Dataset records
──────────
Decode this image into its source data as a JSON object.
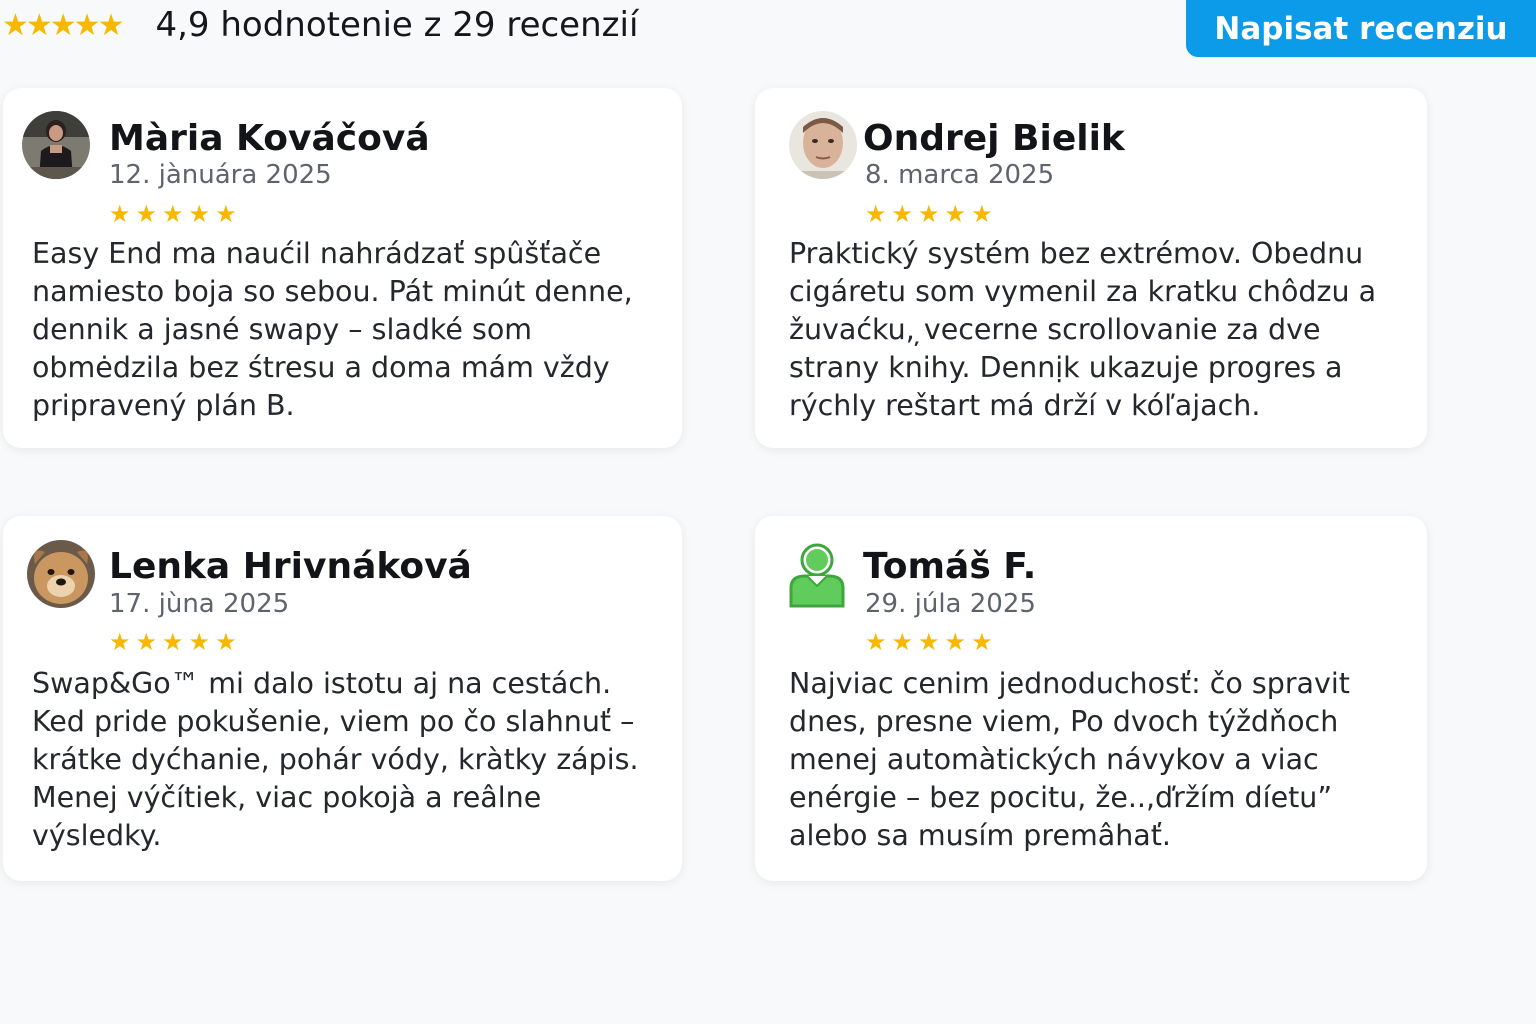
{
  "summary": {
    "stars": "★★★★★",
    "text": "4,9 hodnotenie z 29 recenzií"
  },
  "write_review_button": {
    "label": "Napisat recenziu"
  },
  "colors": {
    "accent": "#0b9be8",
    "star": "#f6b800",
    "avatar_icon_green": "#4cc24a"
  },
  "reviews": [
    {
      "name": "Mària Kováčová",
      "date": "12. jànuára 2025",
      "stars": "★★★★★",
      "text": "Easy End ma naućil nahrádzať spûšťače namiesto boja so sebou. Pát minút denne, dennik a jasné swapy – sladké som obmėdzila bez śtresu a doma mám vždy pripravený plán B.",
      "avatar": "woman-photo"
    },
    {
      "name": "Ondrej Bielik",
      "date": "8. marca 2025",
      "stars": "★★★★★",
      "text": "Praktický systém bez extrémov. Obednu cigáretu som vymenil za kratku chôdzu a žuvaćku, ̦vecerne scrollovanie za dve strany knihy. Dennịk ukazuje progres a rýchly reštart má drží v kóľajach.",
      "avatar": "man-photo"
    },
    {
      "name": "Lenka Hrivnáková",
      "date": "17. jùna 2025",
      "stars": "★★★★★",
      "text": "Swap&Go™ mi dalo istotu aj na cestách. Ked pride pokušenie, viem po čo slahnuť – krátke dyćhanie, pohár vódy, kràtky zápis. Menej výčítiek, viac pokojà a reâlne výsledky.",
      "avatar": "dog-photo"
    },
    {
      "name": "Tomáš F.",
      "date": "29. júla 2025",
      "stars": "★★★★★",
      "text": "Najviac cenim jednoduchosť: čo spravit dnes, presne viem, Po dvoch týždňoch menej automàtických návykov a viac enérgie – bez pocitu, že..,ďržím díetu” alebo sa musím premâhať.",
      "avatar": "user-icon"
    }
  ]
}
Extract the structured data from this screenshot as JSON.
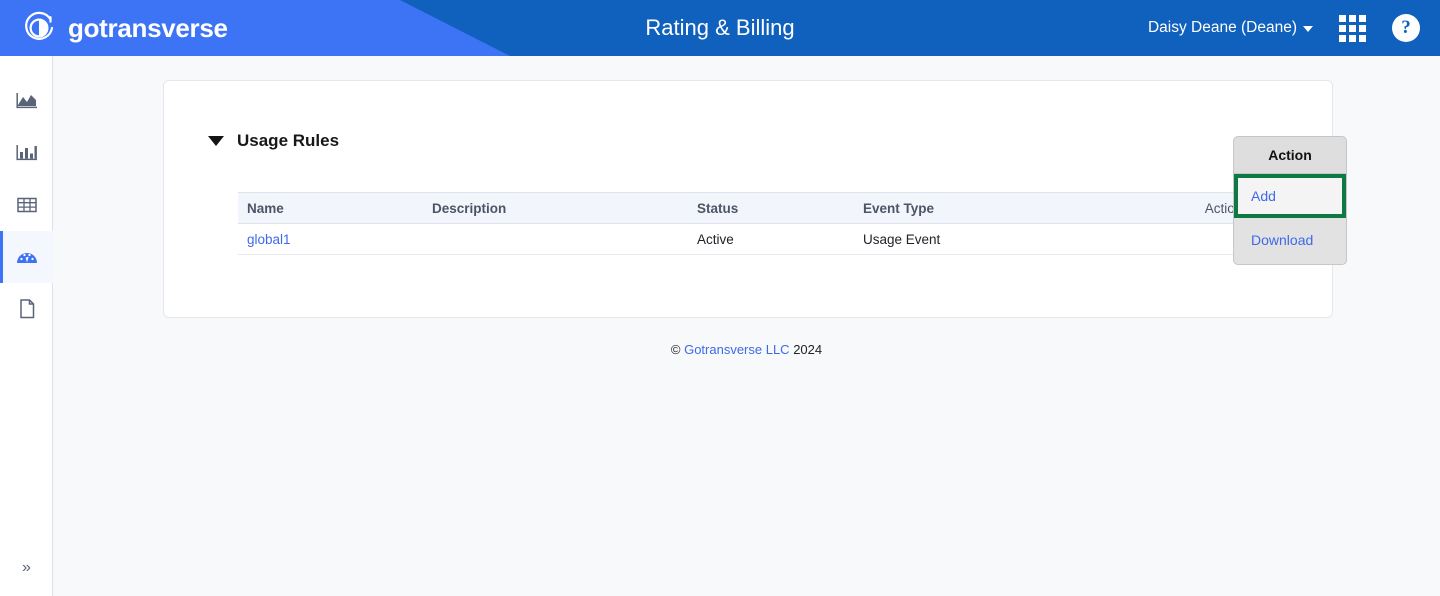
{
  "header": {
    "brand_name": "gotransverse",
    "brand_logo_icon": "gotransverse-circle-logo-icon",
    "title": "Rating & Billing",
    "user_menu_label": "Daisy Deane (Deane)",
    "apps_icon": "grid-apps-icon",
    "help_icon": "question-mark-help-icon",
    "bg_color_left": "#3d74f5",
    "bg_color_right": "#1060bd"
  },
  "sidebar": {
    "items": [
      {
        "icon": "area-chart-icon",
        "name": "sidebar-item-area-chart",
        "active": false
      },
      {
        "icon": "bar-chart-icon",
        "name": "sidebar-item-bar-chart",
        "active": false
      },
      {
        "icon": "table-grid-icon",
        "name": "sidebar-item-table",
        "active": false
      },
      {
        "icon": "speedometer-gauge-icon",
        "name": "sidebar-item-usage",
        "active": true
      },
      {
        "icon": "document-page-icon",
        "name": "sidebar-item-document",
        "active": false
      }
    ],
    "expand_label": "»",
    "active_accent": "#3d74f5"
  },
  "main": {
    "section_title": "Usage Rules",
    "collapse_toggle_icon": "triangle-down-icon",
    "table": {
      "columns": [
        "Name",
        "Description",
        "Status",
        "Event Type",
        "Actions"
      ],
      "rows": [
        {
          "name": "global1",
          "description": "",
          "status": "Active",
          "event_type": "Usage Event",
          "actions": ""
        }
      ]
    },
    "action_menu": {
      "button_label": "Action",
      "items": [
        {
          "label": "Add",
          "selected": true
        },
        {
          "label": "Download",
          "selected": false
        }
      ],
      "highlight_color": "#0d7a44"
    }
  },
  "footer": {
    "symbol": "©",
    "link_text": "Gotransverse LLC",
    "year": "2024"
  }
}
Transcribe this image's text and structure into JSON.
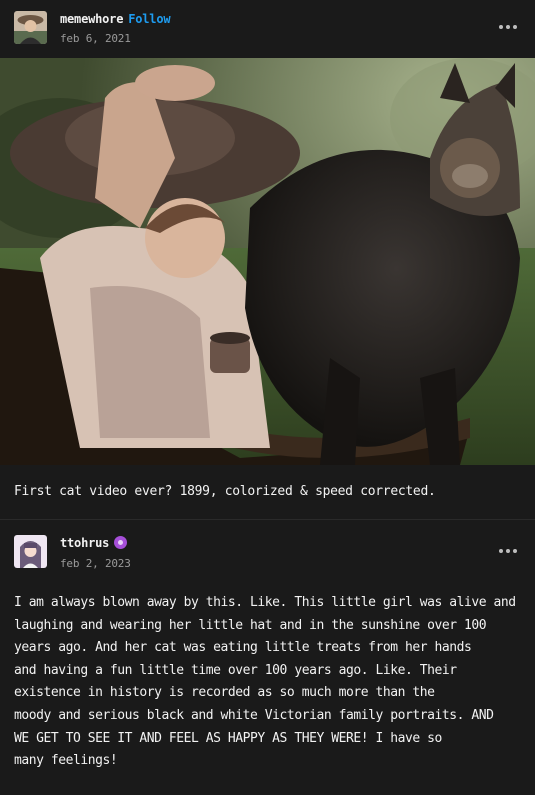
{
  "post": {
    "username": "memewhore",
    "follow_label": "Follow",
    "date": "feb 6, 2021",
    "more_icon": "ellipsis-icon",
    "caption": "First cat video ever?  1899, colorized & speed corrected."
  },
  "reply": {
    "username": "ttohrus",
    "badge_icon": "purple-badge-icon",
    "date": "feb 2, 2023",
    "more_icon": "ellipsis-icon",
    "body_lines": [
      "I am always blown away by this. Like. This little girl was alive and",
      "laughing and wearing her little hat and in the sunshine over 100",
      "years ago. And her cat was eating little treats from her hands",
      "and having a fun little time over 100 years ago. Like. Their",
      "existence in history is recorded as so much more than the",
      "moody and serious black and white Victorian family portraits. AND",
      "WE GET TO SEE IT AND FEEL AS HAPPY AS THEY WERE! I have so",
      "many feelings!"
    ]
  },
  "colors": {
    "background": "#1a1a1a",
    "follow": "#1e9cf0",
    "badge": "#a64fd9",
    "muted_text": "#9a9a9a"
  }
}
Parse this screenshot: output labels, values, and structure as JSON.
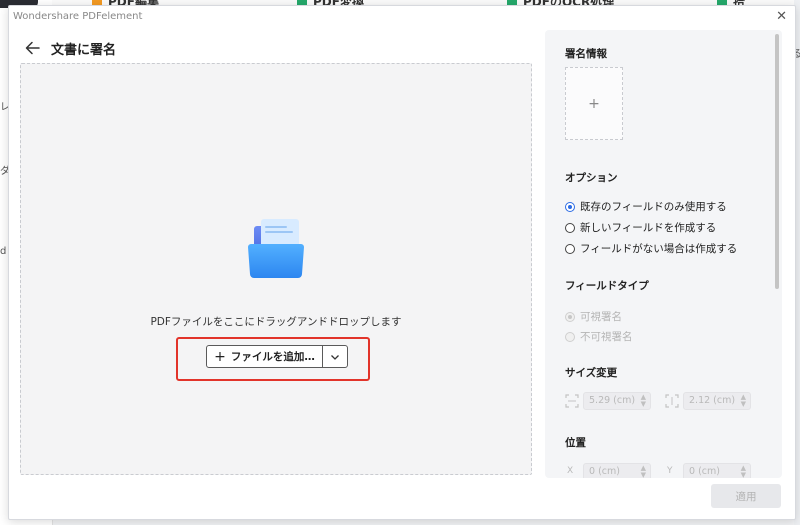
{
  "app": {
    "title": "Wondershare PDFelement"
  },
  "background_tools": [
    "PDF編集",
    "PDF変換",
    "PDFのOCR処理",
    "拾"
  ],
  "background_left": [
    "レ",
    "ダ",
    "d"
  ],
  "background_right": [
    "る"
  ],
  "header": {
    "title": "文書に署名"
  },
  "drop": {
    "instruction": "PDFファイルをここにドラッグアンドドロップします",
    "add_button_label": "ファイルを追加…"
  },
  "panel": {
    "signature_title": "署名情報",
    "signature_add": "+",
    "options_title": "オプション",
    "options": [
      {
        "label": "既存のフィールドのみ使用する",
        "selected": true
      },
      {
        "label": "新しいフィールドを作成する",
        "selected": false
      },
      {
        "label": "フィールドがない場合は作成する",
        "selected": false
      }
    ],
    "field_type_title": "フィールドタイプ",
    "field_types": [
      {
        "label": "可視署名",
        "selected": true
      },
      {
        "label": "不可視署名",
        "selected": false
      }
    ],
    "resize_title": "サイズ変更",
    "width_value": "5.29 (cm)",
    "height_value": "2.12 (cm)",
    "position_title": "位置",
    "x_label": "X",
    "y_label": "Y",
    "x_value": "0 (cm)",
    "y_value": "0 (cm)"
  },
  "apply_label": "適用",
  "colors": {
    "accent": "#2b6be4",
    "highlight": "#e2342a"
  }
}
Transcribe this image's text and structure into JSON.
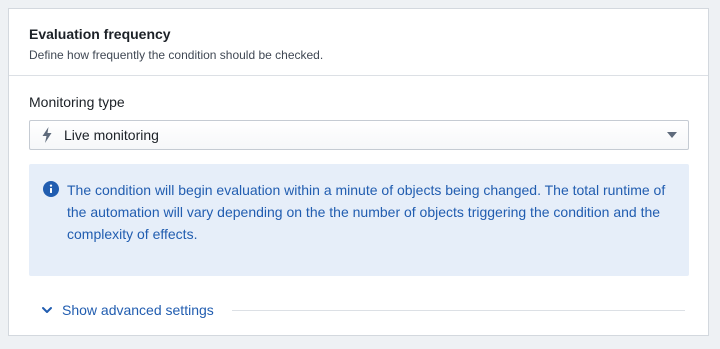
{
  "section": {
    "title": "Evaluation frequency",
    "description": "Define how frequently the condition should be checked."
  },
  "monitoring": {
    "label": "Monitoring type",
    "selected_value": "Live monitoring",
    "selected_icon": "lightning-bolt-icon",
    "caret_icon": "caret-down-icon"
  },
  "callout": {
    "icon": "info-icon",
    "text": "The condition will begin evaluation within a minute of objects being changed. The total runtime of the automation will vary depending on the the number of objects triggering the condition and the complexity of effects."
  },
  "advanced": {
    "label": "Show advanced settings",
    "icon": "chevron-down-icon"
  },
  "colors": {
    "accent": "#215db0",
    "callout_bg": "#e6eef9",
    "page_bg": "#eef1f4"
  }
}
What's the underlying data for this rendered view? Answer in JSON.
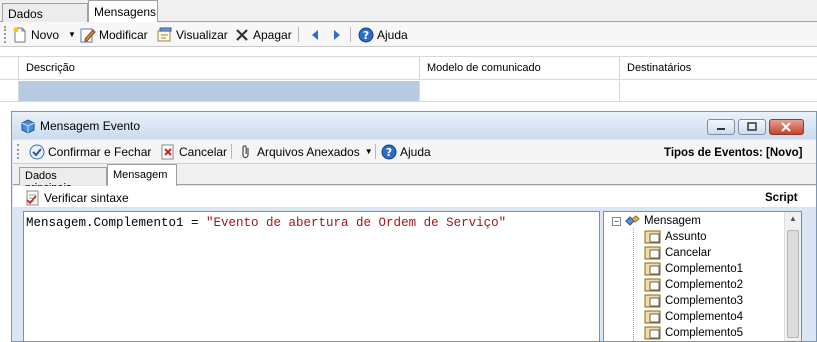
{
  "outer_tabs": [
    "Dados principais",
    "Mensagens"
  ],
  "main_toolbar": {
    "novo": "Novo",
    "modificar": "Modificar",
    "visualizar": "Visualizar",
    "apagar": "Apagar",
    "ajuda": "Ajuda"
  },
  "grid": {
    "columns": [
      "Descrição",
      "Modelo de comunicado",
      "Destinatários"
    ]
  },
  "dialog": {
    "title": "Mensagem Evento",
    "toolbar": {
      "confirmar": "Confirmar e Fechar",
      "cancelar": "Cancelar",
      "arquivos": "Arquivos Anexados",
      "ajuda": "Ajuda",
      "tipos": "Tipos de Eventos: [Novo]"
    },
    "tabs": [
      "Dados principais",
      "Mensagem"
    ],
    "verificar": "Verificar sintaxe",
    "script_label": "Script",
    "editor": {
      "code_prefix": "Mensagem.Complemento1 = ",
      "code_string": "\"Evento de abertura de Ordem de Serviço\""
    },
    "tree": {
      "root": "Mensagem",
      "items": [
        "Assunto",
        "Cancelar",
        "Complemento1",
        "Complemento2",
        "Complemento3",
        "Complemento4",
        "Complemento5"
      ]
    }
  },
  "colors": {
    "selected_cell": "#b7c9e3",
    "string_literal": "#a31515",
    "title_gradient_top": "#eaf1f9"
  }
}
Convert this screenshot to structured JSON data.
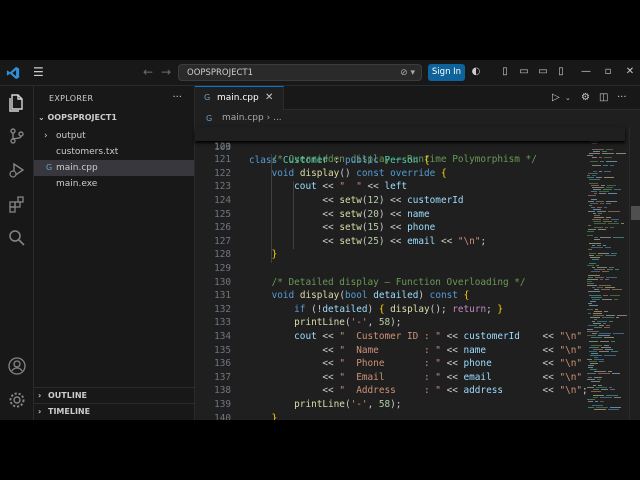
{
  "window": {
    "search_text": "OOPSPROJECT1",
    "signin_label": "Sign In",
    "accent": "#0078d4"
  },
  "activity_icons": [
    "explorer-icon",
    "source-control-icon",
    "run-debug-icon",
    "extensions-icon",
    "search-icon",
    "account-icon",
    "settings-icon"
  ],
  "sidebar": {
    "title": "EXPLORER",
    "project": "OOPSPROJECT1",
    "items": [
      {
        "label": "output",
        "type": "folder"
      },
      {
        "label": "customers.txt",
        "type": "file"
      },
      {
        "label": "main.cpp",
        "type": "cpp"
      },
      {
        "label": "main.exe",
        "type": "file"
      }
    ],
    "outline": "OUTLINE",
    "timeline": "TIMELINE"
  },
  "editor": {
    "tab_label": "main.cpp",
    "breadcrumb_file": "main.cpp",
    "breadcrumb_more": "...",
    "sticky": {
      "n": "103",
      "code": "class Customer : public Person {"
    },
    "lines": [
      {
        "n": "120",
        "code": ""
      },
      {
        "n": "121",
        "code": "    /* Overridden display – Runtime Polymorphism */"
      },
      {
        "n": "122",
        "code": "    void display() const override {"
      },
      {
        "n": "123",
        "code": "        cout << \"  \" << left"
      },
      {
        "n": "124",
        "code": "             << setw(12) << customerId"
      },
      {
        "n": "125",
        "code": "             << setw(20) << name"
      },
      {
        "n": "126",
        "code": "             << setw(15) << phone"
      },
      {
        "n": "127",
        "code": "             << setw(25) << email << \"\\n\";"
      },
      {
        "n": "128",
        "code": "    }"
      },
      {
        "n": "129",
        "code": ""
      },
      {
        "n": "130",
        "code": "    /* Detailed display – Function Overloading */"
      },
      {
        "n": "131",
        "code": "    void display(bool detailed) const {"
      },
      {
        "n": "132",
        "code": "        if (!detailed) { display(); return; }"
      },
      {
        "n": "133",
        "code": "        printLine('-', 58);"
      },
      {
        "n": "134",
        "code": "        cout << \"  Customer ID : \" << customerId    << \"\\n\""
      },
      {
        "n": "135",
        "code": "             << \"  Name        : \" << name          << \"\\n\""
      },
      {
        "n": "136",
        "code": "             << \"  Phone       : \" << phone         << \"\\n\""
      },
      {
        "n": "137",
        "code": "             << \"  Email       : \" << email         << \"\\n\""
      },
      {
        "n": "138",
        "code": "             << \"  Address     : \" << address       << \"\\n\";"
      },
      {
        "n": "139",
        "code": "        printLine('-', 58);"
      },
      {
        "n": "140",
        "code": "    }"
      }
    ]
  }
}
──────────
» WHAT YOU NEED TO DO: Go through the listing above line by line and say how many lines hold the word "setw". Reply with that number only.

» ANSWER TO THE PROBLEM: 4